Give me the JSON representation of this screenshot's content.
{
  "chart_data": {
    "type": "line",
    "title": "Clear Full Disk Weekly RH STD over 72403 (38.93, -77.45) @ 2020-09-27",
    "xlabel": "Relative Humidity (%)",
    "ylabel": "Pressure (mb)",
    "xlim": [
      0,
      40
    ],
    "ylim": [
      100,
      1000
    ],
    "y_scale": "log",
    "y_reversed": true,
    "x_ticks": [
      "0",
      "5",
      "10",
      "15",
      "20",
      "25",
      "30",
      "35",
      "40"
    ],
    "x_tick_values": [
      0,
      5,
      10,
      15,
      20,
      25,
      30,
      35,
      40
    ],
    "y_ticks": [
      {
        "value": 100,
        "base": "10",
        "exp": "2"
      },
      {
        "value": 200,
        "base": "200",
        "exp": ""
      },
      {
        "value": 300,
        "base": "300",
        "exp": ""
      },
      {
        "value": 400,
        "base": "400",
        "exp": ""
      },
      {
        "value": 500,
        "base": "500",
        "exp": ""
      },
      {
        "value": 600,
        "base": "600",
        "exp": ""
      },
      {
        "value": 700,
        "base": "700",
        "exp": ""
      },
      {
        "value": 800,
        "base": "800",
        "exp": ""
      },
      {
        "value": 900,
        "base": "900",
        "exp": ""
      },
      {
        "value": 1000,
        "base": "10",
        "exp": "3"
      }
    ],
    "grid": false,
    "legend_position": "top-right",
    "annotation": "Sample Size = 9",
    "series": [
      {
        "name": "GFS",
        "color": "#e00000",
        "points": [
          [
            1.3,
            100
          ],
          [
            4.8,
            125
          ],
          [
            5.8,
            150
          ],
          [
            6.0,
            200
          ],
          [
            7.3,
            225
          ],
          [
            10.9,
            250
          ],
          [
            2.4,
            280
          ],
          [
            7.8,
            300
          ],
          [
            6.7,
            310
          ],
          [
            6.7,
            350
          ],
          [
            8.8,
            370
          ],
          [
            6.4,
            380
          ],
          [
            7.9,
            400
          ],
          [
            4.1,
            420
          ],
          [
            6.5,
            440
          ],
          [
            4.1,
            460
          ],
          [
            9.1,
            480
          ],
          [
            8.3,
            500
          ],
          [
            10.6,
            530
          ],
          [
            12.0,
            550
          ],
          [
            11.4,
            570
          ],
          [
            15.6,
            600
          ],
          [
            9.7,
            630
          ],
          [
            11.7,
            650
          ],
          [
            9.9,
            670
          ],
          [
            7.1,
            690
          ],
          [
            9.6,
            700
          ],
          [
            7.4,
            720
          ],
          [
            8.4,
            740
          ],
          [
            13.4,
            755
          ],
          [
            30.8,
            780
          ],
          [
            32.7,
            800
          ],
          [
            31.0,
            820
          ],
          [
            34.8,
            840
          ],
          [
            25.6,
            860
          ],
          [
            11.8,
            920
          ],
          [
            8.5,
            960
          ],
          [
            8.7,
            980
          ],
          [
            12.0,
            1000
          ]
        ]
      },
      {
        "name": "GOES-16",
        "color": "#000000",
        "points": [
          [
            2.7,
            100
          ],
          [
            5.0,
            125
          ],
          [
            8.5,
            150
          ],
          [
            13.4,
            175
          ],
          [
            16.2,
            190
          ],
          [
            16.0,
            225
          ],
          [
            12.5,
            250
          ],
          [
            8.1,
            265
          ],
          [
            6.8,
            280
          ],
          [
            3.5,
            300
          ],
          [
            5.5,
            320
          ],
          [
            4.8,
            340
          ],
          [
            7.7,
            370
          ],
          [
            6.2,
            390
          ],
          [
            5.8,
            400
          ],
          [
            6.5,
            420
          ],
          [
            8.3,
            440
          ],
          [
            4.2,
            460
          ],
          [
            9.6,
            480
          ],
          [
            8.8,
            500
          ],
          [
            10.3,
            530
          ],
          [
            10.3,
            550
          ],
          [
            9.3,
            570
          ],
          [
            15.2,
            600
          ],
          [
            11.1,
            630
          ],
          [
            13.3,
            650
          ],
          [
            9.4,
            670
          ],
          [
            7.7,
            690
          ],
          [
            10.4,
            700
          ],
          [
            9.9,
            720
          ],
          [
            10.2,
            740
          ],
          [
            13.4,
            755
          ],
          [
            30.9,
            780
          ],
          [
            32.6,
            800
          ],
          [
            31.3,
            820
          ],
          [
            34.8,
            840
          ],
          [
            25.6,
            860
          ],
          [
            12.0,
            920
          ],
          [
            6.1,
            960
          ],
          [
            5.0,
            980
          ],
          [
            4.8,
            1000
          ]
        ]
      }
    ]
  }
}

*****

Please reproduce all of the entries exactly as they stand.

Exercise answer
Give me the JSON representation of this screenshot's content.
{
  "chart_data": {
    "type": "line",
    "title": "Clear Full Disk Weekly RH STD over 72403 (38.93, -77.45) @ 2020-09-27",
    "xlabel": "Relative Humidity (%)",
    "ylabel": "Pressure (mb)",
    "xlim": [
      0,
      40
    ],
    "ylim": [
      100,
      1000
    ],
    "y_scale": "log",
    "y_reversed": true,
    "x_ticks": [
      "0",
      "5",
      "10",
      "15",
      "20",
      "25",
      "30",
      "35",
      "40"
    ],
    "x_tick_values": [
      0,
      5,
      10,
      15,
      20,
      25,
      30,
      35,
      40
    ],
    "y_ticks": [
      {
        "value": 100,
        "base": "10",
        "exp": "2"
      },
      {
        "value": 200,
        "base": "200",
        "exp": ""
      },
      {
        "value": 300,
        "base": "300",
        "exp": ""
      },
      {
        "value": 400,
        "base": "400",
        "exp": ""
      },
      {
        "value": 500,
        "base": "500",
        "exp": ""
      },
      {
        "value": 600,
        "base": "600",
        "exp": ""
      },
      {
        "value": 700,
        "base": "700",
        "exp": ""
      },
      {
        "value": 800,
        "base": "800",
        "exp": ""
      },
      {
        "value": 900,
        "base": "900",
        "exp": ""
      },
      {
        "value": 1000,
        "base": "10",
        "exp": "3"
      }
    ],
    "grid": false,
    "legend_position": "top-right",
    "annotation": "Sample Size = 9",
    "series": [
      {
        "name": "GFS",
        "color": "#e00000",
        "points": [
          [
            1.3,
            100
          ],
          [
            4.8,
            125
          ],
          [
            5.8,
            150
          ],
          [
            6.0,
            200
          ],
          [
            7.3,
            225
          ],
          [
            10.9,
            250
          ],
          [
            2.4,
            280
          ],
          [
            7.8,
            300
          ],
          [
            6.7,
            310
          ],
          [
            6.7,
            350
          ],
          [
            8.8,
            370
          ],
          [
            6.4,
            380
          ],
          [
            7.9,
            400
          ],
          [
            4.1,
            420
          ],
          [
            6.5,
            440
          ],
          [
            4.1,
            460
          ],
          [
            9.1,
            480
          ],
          [
            8.3,
            500
          ],
          [
            10.6,
            530
          ],
          [
            12.0,
            550
          ],
          [
            11.4,
            570
          ],
          [
            15.6,
            600
          ],
          [
            9.7,
            630
          ],
          [
            11.7,
            650
          ],
          [
            9.9,
            670
          ],
          [
            7.1,
            690
          ],
          [
            9.6,
            700
          ],
          [
            7.4,
            720
          ],
          [
            8.4,
            740
          ],
          [
            13.4,
            755
          ],
          [
            30.8,
            780
          ],
          [
            32.7,
            800
          ],
          [
            31.0,
            820
          ],
          [
            34.8,
            840
          ],
          [
            25.6,
            860
          ],
          [
            11.8,
            920
          ],
          [
            8.5,
            960
          ],
          [
            8.7,
            980
          ],
          [
            12.0,
            1000
          ]
        ]
      },
      {
        "name": "GOES-16",
        "color": "#000000",
        "points": [
          [
            2.7,
            100
          ],
          [
            5.0,
            125
          ],
          [
            8.5,
            150
          ],
          [
            13.4,
            175
          ],
          [
            16.2,
            190
          ],
          [
            16.0,
            225
          ],
          [
            12.5,
            250
          ],
          [
            8.1,
            265
          ],
          [
            6.8,
            280
          ],
          [
            3.5,
            300
          ],
          [
            5.5,
            320
          ],
          [
            4.8,
            340
          ],
          [
            7.7,
            370
          ],
          [
            6.2,
            390
          ],
          [
            5.8,
            400
          ],
          [
            6.5,
            420
          ],
          [
            8.3,
            440
          ],
          [
            4.2,
            460
          ],
          [
            9.6,
            480
          ],
          [
            8.8,
            500
          ],
          [
            10.3,
            530
          ],
          [
            10.3,
            550
          ],
          [
            9.3,
            570
          ],
          [
            15.2,
            600
          ],
          [
            11.1,
            630
          ],
          [
            13.3,
            650
          ],
          [
            9.4,
            670
          ],
          [
            7.7,
            690
          ],
          [
            10.4,
            700
          ],
          [
            9.9,
            720
          ],
          [
            10.2,
            740
          ],
          [
            13.4,
            755
          ],
          [
            30.9,
            780
          ],
          [
            32.6,
            800
          ],
          [
            31.3,
            820
          ],
          [
            34.8,
            840
          ],
          [
            25.6,
            860
          ],
          [
            12.0,
            920
          ],
          [
            6.1,
            960
          ],
          [
            5.0,
            980
          ],
          [
            4.8,
            1000
          ]
        ]
      }
    ]
  }
}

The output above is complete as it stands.